**RECORDS PROVIDED:**

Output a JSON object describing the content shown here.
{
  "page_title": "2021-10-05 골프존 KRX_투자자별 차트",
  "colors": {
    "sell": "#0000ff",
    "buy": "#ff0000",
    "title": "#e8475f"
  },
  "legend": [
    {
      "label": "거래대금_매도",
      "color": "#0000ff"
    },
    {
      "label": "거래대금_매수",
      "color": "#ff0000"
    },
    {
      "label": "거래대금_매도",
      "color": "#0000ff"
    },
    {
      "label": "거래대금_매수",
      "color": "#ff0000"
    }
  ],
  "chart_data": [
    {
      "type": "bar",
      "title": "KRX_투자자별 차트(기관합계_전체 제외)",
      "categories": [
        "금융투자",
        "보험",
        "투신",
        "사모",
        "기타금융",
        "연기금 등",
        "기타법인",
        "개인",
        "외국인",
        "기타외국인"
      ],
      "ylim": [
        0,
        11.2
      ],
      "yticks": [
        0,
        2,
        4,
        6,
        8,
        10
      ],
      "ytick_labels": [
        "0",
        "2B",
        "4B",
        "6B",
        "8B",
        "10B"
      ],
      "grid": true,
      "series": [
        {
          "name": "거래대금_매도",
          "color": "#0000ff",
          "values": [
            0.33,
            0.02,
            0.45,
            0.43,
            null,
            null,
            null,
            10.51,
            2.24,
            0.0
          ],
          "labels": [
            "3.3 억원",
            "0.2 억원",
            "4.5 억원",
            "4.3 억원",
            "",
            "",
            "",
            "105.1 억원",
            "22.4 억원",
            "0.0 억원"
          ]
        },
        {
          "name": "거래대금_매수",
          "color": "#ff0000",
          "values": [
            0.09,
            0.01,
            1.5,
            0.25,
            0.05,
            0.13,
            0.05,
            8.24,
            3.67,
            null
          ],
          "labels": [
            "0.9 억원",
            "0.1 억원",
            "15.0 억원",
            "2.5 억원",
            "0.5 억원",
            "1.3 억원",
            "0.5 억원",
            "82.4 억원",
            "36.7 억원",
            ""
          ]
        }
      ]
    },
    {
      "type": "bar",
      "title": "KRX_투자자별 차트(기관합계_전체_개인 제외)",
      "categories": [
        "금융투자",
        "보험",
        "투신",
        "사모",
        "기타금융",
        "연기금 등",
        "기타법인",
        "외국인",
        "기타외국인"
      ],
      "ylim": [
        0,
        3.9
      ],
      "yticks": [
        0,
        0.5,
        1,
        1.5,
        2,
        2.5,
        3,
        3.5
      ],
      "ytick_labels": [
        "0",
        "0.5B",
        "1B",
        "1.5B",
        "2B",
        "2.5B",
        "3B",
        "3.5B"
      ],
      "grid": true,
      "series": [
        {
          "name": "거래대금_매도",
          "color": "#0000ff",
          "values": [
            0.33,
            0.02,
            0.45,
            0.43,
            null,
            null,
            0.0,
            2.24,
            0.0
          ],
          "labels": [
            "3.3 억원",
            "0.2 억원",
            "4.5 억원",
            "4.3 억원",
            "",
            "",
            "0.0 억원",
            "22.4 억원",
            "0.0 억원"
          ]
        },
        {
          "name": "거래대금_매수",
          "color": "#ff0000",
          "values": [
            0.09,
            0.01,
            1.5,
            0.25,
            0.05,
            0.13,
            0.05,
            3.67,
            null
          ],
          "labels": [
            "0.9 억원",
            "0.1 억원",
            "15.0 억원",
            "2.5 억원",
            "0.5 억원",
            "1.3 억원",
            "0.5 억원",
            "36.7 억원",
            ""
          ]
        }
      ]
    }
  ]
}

**TASK BRIEF:**
Write the material out again word for word.

**OUTPUT OF THE TASK:**
Output a JSON object describing the content shown here.
{
  "page_title": "2021-10-05 골프존 KRX_투자자별 차트",
  "colors": {
    "sell": "#0000ff",
    "buy": "#ff0000",
    "title": "#e8475f"
  },
  "legend": [
    {
      "label": "거래대금_매도",
      "color": "#0000ff"
    },
    {
      "label": "거래대금_매수",
      "color": "#ff0000"
    },
    {
      "label": "거래대금_매도",
      "color": "#0000ff"
    },
    {
      "label": "거래대금_매수",
      "color": "#ff0000"
    }
  ],
  "chart_data": [
    {
      "type": "bar",
      "title": "KRX_투자자별 차트(기관합계_전체 제외)",
      "categories": [
        "금융투자",
        "보험",
        "투신",
        "사모",
        "기타금융",
        "연기금 등",
        "기타법인",
        "개인",
        "외국인",
        "기타외국인"
      ],
      "ylim": [
        0,
        11.2
      ],
      "yticks": [
        0,
        2,
        4,
        6,
        8,
        10
      ],
      "ytick_labels": [
        "0",
        "2B",
        "4B",
        "6B",
        "8B",
        "10B"
      ],
      "grid": true,
      "series": [
        {
          "name": "거래대금_매도",
          "color": "#0000ff",
          "values": [
            0.33,
            0.02,
            0.45,
            0.43,
            null,
            null,
            null,
            10.51,
            2.24,
            0.0
          ],
          "labels": [
            "3.3 억원",
            "0.2 억원",
            "4.5 억원",
            "4.3 억원",
            "",
            "",
            "",
            "105.1 억원",
            "22.4 억원",
            "0.0 억원"
          ]
        },
        {
          "name": "거래대금_매수",
          "color": "#ff0000",
          "values": [
            0.09,
            0.01,
            1.5,
            0.25,
            0.05,
            0.13,
            0.05,
            8.24,
            3.67,
            null
          ],
          "labels": [
            "0.9 억원",
            "0.1 억원",
            "15.0 억원",
            "2.5 억원",
            "0.5 억원",
            "1.3 억원",
            "0.5 억원",
            "82.4 억원",
            "36.7 억원",
            ""
          ]
        }
      ]
    },
    {
      "type": "bar",
      "title": "KRX_투자자별 차트(기관합계_전체_개인 제외)",
      "categories": [
        "금융투자",
        "보험",
        "투신",
        "사모",
        "기타금융",
        "연기금 등",
        "기타법인",
        "외국인",
        "기타외국인"
      ],
      "ylim": [
        0,
        3.9
      ],
      "yticks": [
        0,
        0.5,
        1,
        1.5,
        2,
        2.5,
        3,
        3.5
      ],
      "ytick_labels": [
        "0",
        "0.5B",
        "1B",
        "1.5B",
        "2B",
        "2.5B",
        "3B",
        "3.5B"
      ],
      "grid": true,
      "series": [
        {
          "name": "거래대금_매도",
          "color": "#0000ff",
          "values": [
            0.33,
            0.02,
            0.45,
            0.43,
            null,
            null,
            0.0,
            2.24,
            0.0
          ],
          "labels": [
            "3.3 억원",
            "0.2 억원",
            "4.5 억원",
            "4.3 억원",
            "",
            "",
            "0.0 억원",
            "22.4 억원",
            "0.0 억원"
          ]
        },
        {
          "name": "거래대금_매수",
          "color": "#ff0000",
          "values": [
            0.09,
            0.01,
            1.5,
            0.25,
            0.05,
            0.13,
            0.05,
            3.67,
            null
          ],
          "labels": [
            "0.9 억원",
            "0.1 억원",
            "15.0 억원",
            "2.5 억원",
            "0.5 억원",
            "1.3 억원",
            "0.5 억원",
            "36.7 억원",
            ""
          ]
        }
      ]
    }
  ]
}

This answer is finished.